**Reading text:**
Both of these studies emphasis the role of the SCN in establishing and maintaining the circadian sleep/wake cycle.

The SCN passes the information on day length and light that is receives to the pineal gland, a pea-like structure in the brain just behind the hypothalamus.

During the night, the pineal gland increases the production of melatonin - a chemical that induces sleep and is inhibited during periods of wakefulness.

Melationin has also been suggested as a causal factor in seasonal affective disorder.

DSPD is a circadian rhythm sleep disorder affecting the timing of sleep, peak period of alertness, the core body temperature rhythm, hormonal and other daily rhythms.

People with DSPD generally fall asleep some hours after midnight and have difficulty waking up in the morning. Patients can sleep well and have a normal need for sleep but find it very difficult to wake up in time for a typical school or work day.

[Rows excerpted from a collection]

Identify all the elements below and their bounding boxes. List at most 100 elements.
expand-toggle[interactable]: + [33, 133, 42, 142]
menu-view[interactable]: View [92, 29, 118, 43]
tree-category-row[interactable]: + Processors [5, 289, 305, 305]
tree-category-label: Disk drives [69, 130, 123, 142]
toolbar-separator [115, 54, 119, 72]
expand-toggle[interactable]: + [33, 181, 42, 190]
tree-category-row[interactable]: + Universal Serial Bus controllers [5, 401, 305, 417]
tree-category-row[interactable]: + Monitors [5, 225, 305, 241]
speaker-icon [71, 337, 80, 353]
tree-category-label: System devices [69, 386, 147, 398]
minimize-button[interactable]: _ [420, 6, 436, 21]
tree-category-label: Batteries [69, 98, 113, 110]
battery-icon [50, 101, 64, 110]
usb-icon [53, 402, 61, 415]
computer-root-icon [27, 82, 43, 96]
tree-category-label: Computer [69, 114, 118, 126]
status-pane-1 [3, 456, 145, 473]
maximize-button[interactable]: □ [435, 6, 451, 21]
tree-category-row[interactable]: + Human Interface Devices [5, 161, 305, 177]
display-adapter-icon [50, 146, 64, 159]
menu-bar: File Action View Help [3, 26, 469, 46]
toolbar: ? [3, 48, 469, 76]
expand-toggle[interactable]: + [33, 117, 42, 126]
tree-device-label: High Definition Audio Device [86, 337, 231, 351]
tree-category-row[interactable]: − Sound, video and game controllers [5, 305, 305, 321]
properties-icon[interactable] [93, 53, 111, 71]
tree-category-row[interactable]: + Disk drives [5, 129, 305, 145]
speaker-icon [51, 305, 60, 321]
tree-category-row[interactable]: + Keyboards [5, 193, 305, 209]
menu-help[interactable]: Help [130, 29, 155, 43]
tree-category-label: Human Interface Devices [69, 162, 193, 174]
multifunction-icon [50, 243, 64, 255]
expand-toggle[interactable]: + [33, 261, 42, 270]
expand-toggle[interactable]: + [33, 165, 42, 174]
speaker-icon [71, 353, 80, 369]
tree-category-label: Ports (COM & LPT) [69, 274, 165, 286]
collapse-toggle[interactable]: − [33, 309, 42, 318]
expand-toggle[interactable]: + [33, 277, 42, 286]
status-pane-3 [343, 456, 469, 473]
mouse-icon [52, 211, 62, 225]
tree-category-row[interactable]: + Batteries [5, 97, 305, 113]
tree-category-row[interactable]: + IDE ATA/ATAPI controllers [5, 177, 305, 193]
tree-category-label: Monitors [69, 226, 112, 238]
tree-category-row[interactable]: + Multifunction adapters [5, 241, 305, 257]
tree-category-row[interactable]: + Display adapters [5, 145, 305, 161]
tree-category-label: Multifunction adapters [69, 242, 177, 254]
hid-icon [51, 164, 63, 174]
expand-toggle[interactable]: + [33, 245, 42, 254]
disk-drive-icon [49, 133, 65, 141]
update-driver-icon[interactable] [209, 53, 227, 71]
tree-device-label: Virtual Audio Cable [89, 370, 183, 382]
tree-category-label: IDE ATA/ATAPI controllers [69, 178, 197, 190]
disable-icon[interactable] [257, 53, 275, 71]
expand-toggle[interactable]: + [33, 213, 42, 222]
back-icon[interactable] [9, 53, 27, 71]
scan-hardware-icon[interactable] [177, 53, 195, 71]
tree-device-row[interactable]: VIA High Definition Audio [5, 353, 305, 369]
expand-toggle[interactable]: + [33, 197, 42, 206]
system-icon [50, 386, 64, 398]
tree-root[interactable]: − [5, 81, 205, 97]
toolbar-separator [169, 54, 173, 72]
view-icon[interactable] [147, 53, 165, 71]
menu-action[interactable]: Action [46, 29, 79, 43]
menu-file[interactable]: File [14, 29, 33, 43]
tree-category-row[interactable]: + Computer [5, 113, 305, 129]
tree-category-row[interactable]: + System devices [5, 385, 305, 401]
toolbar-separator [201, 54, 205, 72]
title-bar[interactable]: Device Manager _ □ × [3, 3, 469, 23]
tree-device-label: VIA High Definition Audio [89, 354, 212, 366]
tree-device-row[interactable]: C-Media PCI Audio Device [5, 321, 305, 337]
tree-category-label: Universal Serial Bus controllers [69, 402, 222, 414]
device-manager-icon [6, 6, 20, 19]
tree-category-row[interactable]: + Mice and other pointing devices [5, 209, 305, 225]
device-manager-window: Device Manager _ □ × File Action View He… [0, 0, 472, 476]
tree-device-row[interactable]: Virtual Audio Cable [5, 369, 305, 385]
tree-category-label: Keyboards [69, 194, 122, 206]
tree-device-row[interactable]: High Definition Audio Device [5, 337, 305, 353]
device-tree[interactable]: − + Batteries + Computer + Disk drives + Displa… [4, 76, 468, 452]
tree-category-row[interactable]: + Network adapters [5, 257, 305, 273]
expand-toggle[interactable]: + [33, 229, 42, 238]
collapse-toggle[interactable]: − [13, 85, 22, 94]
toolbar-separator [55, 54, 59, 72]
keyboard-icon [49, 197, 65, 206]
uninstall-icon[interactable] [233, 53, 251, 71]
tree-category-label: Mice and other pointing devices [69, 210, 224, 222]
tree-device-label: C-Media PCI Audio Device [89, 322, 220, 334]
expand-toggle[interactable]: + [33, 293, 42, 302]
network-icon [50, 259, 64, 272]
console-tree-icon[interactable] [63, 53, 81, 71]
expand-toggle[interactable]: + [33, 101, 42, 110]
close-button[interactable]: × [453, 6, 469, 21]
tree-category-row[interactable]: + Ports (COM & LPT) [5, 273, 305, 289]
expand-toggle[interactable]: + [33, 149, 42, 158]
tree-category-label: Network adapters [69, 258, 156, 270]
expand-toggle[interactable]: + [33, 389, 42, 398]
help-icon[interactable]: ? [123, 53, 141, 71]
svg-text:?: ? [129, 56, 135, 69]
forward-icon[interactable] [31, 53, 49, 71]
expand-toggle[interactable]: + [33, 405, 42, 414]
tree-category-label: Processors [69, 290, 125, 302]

**What to work on:**
**1.** List every brain structure named in the passage on sleep.
**2.** Please copy the stretch of the passage on sleep from "DSPD is a circadian" through "or work day." without any changes.

**Problem solutions:**
**1.** SCN, pineal gland, hypothalamus

**2.**
DSPD is a circadian rhythm sleep disorder affecting the timing of sleep, peak period of alertness, the core body temperature rhythm, hormonal and other daily rhythms.

People with DSPD generally fall asleep some hours after midnight and have difficulty waking up in the morning. Patients can sleep well and have a normal need for sleep but find it very difficult to wake up in time for a typical school or work day.